(Layout annotation data)
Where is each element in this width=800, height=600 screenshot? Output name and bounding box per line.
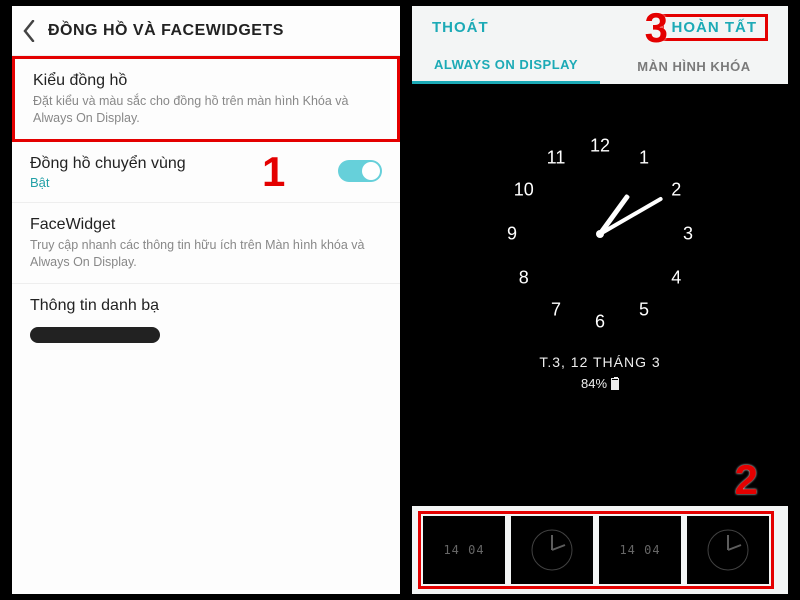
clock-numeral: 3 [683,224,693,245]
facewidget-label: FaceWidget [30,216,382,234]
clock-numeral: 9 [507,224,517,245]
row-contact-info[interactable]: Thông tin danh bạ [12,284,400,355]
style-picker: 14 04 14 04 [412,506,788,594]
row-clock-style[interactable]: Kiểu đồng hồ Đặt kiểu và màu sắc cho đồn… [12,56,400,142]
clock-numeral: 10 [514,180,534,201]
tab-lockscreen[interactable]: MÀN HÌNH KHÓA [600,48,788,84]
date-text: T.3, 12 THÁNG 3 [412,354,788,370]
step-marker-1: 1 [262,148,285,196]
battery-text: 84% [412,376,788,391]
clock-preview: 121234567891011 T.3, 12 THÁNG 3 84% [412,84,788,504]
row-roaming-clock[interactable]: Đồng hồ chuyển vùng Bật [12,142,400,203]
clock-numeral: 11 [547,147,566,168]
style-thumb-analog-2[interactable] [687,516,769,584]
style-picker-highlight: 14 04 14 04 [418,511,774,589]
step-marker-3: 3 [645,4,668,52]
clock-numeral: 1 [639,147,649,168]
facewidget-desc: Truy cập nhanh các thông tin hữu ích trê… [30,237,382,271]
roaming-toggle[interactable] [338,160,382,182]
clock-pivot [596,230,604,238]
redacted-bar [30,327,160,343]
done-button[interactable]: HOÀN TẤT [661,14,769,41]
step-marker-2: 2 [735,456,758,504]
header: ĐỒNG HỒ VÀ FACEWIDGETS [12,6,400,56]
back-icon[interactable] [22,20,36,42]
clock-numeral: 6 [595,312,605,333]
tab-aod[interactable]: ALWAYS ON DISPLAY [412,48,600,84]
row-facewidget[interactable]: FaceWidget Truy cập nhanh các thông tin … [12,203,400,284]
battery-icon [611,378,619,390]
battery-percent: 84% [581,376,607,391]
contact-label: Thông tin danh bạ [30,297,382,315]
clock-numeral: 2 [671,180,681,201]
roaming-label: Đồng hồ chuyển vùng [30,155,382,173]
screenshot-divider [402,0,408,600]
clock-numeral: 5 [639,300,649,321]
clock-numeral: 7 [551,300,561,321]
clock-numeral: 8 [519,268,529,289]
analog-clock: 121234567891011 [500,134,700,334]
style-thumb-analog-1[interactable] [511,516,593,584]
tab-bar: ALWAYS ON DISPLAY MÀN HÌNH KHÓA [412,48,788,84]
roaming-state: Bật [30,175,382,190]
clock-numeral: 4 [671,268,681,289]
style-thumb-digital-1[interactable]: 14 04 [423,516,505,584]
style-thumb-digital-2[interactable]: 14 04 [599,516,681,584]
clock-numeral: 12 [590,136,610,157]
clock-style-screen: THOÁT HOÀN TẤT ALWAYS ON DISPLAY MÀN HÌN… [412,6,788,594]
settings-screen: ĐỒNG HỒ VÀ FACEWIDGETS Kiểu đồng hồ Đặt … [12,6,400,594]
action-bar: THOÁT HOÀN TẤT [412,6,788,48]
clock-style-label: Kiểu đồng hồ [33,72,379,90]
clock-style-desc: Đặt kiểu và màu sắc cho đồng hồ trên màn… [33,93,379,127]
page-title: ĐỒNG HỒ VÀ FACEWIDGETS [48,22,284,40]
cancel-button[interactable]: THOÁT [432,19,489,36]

* * *

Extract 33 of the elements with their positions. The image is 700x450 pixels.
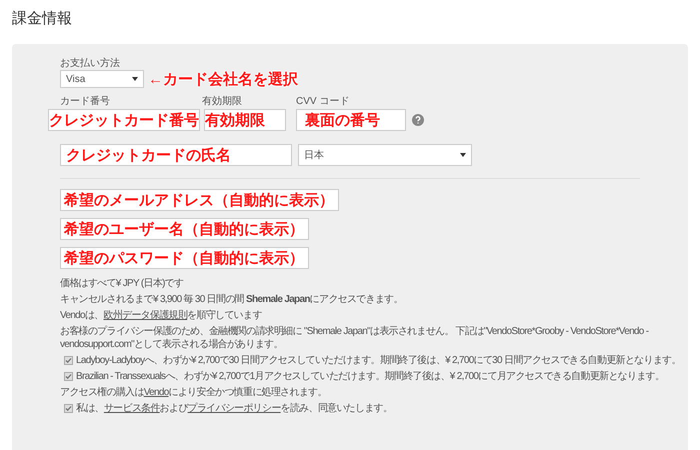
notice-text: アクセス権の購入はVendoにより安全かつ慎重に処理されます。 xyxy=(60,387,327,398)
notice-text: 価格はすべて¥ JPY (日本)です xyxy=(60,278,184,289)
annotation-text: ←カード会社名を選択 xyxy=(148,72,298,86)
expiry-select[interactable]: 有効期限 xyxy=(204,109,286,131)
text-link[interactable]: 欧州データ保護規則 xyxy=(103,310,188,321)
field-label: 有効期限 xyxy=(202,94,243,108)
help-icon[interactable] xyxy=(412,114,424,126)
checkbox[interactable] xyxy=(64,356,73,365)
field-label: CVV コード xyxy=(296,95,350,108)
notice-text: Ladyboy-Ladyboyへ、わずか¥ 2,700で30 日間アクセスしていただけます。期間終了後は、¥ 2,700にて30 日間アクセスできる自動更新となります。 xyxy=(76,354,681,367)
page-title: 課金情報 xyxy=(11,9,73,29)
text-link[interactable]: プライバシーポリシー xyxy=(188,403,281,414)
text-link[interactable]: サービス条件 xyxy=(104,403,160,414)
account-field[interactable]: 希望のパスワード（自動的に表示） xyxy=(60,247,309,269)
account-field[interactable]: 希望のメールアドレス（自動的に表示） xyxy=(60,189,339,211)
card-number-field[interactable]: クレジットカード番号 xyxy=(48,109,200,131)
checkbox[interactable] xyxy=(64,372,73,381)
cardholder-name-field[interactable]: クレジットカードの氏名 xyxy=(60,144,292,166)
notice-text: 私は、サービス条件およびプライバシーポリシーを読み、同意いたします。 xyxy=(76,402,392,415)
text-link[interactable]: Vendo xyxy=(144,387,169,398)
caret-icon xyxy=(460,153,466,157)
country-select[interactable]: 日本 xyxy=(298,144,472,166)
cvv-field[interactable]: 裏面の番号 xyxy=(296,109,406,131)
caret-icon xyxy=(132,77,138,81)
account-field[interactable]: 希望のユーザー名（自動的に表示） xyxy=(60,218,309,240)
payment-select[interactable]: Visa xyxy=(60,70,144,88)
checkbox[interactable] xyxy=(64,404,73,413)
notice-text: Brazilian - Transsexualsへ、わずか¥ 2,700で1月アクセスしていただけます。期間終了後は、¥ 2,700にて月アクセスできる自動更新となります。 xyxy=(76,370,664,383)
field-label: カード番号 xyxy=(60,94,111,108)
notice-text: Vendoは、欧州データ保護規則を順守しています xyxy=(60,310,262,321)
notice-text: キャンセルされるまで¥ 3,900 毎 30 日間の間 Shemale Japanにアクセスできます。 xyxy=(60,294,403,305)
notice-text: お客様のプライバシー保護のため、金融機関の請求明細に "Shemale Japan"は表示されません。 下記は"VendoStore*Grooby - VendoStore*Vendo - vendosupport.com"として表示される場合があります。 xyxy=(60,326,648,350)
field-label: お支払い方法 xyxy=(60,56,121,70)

* **Challenge**: Please echo the rows starting at the line that contains "clock-numeral: 3 [683,224,693,245]" and ending at the line that contains "header: ĐỒNG HỒ VÀ FACEWIDGETS [12,6,400,56]", both included.

* **Response**:
clock-numeral: 3 [683,224,693,245]
facewidget-label: FaceWidget [30,216,382,234]
clock-numeral: 9 [507,224,517,245]
row-contact-info[interactable]: Thông tin danh bạ [12,284,400,355]
style-picker: 14 04 14 04 [412,506,788,594]
row-clock-style[interactable]: Kiểu đồng hồ Đặt kiểu và màu sắc cho đồn… [12,56,400,142]
clock-numeral: 10 [514,180,534,201]
tab-lockscreen[interactable]: MÀN HÌNH KHÓA [600,48,788,84]
date-text: T.3, 12 THÁNG 3 [412,354,788,370]
step-marker-1: 1 [262,148,285,196]
battery-text: 84% [412,376,788,391]
clock-preview: 121234567891011 T.3, 12 THÁNG 3 84% [412,84,788,504]
row-roaming-clock[interactable]: Đồng hồ chuyển vùng Bật [12,142,400,203]
clock-numeral: 11 [547,147,566,168]
style-thumb-analog-2[interactable] [687,516,769,584]
style-picker-highlight: 14 04 14 04 [418,511,774,589]
step-marker-3: 3 [645,4,668,52]
clock-numeral: 1 [639,147,649,168]
facewidget-desc: Truy cập nhanh các thông tin hữu ích trê… [30,237,382,271]
roaming-toggle[interactable] [338,160,382,182]
clock-pivot [596,230,604,238]
redacted-bar [30,327,160,343]
done-button[interactable]: HOÀN TẤT [661,14,769,41]
step-marker-2: 2 [735,456,758,504]
header: ĐỒNG HỒ VÀ FACEWIDGETS [12,6,400,56]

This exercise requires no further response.